▶ **THE REQUEST**
Arrange the rows from the line with "Patent image size: (784, 556)." up to and including the line with "The aircraft 40 is at (120, 158)." as a two-column CSV headed input and output. Give one line per row, placing the row's text and its answer each in a single quoted field with line breaks replaced by spaces.

+ + + +

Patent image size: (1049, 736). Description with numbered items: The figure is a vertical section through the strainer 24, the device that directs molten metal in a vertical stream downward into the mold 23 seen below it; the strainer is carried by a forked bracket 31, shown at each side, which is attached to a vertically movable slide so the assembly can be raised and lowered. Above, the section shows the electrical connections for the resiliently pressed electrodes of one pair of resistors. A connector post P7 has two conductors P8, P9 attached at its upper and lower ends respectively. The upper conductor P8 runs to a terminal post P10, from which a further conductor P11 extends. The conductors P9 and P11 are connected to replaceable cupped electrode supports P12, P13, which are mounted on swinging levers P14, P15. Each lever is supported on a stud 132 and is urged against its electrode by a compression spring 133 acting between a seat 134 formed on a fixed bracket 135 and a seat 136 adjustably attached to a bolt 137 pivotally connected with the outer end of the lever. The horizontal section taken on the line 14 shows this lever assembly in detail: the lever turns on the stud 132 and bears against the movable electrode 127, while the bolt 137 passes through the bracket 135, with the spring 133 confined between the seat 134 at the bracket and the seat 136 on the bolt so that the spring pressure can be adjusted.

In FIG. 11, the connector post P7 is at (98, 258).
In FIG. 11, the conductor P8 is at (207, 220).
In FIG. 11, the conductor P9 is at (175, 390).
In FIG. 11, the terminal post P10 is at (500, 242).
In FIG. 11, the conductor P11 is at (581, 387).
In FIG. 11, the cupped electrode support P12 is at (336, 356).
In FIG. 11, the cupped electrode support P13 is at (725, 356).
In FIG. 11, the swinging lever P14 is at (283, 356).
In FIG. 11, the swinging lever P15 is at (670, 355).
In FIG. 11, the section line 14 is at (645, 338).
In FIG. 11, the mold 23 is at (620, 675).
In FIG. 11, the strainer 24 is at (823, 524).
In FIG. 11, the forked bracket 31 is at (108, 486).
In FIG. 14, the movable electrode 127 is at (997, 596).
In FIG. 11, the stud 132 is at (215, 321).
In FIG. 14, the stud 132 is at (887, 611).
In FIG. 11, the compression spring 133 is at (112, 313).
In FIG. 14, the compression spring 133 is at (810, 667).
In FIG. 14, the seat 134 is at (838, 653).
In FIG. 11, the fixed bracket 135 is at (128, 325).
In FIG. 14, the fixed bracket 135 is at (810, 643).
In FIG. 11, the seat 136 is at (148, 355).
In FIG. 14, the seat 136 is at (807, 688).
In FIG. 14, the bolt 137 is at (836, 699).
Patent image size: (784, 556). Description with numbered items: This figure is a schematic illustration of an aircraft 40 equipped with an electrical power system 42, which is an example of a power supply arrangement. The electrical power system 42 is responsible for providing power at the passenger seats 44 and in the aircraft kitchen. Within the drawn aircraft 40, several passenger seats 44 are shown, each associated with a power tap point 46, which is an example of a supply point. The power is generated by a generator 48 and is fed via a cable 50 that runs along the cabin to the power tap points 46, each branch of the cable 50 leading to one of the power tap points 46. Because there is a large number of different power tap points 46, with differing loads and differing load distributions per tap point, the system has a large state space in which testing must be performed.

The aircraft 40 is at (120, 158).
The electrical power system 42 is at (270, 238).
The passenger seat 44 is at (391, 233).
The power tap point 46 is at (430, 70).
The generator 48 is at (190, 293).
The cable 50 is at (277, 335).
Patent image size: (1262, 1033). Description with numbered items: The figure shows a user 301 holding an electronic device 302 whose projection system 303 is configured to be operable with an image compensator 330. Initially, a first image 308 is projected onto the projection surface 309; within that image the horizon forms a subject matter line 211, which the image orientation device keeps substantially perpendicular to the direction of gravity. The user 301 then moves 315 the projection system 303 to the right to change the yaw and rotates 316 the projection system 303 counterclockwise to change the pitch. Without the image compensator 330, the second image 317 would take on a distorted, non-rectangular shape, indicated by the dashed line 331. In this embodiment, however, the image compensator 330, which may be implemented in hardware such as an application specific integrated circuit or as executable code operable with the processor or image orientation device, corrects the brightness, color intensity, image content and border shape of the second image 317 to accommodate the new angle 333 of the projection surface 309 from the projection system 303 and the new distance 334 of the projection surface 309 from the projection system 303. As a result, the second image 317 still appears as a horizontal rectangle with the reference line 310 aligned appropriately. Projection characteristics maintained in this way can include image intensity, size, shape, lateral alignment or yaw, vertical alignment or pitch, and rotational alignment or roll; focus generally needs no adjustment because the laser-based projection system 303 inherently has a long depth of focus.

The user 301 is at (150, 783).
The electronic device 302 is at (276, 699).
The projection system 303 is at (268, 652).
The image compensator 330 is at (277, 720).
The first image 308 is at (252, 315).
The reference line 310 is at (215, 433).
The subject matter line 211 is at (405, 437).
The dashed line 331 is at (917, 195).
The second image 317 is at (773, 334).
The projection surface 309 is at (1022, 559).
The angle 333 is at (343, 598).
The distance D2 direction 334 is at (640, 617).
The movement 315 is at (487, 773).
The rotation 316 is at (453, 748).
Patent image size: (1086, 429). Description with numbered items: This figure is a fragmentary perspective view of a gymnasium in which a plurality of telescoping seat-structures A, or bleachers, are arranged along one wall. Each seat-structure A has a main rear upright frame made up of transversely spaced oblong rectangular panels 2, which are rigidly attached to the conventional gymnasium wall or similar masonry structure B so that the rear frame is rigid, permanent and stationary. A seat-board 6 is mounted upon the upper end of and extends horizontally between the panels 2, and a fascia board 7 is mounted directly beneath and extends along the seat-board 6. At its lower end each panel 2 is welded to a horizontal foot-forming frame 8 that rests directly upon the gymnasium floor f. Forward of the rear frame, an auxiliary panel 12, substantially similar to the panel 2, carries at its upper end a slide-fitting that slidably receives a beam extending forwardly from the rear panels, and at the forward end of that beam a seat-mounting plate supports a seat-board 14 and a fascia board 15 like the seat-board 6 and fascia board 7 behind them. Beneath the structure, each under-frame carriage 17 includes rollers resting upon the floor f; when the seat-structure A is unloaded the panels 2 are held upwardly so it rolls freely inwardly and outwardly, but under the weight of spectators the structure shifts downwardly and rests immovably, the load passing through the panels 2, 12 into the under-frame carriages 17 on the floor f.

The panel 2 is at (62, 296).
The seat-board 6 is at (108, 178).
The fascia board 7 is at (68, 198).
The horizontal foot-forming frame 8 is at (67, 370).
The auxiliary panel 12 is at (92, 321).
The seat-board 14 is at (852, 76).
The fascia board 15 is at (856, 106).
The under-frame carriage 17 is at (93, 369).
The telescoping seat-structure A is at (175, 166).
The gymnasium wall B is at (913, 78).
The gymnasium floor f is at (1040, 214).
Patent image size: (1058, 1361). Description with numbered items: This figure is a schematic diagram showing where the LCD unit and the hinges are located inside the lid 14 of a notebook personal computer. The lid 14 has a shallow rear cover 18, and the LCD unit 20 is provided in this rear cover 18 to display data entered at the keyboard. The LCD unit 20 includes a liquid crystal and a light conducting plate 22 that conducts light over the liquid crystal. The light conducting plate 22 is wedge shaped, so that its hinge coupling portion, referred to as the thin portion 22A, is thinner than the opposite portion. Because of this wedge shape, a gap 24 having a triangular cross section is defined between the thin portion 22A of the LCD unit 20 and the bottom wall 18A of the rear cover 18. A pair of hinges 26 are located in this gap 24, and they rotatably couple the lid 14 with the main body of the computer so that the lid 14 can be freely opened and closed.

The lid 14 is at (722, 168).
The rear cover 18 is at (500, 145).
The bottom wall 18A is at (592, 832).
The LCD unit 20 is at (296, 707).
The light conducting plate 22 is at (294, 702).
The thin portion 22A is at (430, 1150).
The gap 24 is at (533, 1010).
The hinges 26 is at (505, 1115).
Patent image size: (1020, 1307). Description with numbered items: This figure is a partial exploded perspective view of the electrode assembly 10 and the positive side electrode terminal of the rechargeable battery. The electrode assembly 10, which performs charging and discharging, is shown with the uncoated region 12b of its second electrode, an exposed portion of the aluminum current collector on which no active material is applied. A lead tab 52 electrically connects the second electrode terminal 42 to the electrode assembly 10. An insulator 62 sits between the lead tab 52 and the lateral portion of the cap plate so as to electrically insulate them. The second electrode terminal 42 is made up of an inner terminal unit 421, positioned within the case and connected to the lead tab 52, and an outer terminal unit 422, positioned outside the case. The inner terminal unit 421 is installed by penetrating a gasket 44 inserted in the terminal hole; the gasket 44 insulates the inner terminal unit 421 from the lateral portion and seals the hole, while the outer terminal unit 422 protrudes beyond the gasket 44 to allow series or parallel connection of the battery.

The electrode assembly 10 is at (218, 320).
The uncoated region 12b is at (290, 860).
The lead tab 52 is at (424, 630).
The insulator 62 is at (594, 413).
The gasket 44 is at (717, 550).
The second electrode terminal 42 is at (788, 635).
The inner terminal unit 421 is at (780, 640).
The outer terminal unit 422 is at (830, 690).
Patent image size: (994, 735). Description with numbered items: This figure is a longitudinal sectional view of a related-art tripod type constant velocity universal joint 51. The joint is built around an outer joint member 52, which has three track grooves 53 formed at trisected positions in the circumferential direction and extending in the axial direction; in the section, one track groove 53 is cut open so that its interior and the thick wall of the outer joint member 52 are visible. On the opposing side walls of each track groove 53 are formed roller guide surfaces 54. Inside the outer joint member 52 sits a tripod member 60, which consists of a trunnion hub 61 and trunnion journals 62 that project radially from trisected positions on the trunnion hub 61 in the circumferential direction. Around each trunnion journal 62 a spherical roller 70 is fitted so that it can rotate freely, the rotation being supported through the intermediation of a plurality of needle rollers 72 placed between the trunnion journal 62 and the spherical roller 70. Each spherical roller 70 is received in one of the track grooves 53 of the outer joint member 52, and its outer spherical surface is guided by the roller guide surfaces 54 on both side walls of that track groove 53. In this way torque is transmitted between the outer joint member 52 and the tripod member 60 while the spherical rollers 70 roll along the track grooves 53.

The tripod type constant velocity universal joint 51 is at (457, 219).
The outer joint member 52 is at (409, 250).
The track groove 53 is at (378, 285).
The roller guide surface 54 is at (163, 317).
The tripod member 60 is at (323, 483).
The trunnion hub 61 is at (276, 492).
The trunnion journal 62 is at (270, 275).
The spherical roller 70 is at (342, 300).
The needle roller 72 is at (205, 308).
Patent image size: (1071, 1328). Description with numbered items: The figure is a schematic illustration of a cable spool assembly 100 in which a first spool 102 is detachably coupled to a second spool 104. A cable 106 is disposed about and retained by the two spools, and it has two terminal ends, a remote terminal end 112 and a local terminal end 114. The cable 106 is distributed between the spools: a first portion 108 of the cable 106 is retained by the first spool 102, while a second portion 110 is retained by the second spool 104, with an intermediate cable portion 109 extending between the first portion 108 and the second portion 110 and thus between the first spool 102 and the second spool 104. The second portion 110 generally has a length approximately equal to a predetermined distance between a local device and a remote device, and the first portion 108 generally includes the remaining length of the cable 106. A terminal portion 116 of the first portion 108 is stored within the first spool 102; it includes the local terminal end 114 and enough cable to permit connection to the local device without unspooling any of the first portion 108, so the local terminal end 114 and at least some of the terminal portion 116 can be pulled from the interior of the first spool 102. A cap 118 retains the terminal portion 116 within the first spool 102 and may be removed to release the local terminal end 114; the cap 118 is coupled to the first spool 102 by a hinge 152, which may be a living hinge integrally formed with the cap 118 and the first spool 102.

+ + + +

▶ **WRITTEN RESPONSE**
input,output
"Patent image size: (784, 556). Description with numbered items: This figure is a schematic illustration of an aircraft 40 equipped with an electrical power system 42, which is an example of a power supply arrangement. The electrical power system 42 is responsible for providing power at the passenger seats 44 and in the aircraft kitchen. Within the drawn aircraft 40, several passenger seats 44 are shown, each associated with a power tap point 46, which is an example of a supply point. The power is generated by a generator 48 and is fed via a cable 50 that runs along the cabin to the power tap points 46, each branch of the cable 50 leading to one of the power tap points 46. Because there is a large number of different power tap points 46, with differing loads and differing load distributions per tap point, the system has a large state space in which testing must be performed.","The aircraft 40 is at (120, 158)."